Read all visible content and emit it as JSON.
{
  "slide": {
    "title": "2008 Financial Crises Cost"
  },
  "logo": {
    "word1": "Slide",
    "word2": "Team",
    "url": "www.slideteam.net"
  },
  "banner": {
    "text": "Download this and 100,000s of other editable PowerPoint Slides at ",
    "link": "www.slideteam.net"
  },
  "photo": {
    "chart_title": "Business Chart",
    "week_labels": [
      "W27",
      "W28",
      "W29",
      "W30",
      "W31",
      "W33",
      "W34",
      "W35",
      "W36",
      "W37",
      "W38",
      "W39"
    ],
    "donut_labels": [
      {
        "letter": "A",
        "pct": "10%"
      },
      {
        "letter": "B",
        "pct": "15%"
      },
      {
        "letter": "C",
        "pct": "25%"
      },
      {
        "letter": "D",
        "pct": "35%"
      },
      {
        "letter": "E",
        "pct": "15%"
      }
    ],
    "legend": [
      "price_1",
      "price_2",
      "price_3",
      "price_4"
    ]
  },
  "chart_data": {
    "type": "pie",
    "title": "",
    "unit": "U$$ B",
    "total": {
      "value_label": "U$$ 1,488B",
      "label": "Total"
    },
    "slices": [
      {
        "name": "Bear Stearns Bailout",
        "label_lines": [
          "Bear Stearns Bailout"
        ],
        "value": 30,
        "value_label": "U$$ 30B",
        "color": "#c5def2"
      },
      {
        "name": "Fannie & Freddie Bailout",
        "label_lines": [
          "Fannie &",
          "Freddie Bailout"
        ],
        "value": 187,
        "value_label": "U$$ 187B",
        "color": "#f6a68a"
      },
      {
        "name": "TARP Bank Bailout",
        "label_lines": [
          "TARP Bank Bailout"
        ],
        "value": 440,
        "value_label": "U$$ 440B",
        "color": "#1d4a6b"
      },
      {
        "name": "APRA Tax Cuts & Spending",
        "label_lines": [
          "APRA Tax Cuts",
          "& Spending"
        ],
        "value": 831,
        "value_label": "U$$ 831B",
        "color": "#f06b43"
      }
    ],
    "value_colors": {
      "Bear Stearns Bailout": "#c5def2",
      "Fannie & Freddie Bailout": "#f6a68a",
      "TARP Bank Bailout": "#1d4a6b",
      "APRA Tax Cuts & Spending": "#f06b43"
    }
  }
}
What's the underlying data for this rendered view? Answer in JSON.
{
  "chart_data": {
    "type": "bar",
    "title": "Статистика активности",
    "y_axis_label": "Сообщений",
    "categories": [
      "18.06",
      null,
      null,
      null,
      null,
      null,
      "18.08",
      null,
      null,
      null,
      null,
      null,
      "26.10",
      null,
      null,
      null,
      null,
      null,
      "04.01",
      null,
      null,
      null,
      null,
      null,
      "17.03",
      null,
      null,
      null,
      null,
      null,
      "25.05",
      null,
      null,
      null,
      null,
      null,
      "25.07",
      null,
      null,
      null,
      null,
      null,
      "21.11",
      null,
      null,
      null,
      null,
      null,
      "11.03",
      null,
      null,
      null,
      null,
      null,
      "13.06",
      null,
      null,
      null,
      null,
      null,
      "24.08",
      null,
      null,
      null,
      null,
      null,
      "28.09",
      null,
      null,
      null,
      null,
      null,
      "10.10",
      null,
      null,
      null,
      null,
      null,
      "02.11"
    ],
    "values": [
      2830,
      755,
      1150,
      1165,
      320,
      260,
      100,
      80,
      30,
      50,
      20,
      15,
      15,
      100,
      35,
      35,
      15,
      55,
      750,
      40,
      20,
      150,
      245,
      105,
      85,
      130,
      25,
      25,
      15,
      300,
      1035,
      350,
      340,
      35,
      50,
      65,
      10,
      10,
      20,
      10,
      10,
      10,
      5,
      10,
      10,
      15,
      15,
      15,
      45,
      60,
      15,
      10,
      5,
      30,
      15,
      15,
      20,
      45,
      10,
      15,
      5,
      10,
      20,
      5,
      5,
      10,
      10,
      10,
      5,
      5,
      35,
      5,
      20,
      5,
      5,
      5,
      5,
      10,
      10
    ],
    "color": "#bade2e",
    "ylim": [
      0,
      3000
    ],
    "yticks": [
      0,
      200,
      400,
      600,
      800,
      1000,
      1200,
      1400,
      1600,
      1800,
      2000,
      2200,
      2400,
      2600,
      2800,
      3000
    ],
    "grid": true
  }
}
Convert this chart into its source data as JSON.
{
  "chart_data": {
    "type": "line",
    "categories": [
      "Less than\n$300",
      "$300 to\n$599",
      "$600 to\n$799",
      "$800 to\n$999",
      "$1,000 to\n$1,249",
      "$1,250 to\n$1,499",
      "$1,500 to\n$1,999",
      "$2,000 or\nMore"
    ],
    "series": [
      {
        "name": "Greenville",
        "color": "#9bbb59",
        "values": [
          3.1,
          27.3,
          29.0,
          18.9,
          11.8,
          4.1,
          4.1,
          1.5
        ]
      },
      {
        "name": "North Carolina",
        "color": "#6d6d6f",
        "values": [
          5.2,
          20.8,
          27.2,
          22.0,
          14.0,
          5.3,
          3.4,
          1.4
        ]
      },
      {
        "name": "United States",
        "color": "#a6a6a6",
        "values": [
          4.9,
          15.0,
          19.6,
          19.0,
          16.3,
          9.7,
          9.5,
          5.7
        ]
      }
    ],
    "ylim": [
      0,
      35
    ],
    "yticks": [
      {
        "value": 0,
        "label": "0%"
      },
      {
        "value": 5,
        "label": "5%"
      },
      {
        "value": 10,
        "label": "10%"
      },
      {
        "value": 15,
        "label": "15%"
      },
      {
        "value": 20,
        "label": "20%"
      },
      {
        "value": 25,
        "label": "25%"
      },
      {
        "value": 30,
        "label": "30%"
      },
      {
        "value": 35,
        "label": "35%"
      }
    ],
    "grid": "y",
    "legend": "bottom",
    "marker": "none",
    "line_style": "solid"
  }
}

* _WHAT IS REQUIRED_: From the material above, copy each line that includes the word "Bank".

* _RESULT_:
        "name": "TARP Bank Bailout",
          "TARP Bank Bailout"
      "TARP Bank Bailout": "#1d4a6b",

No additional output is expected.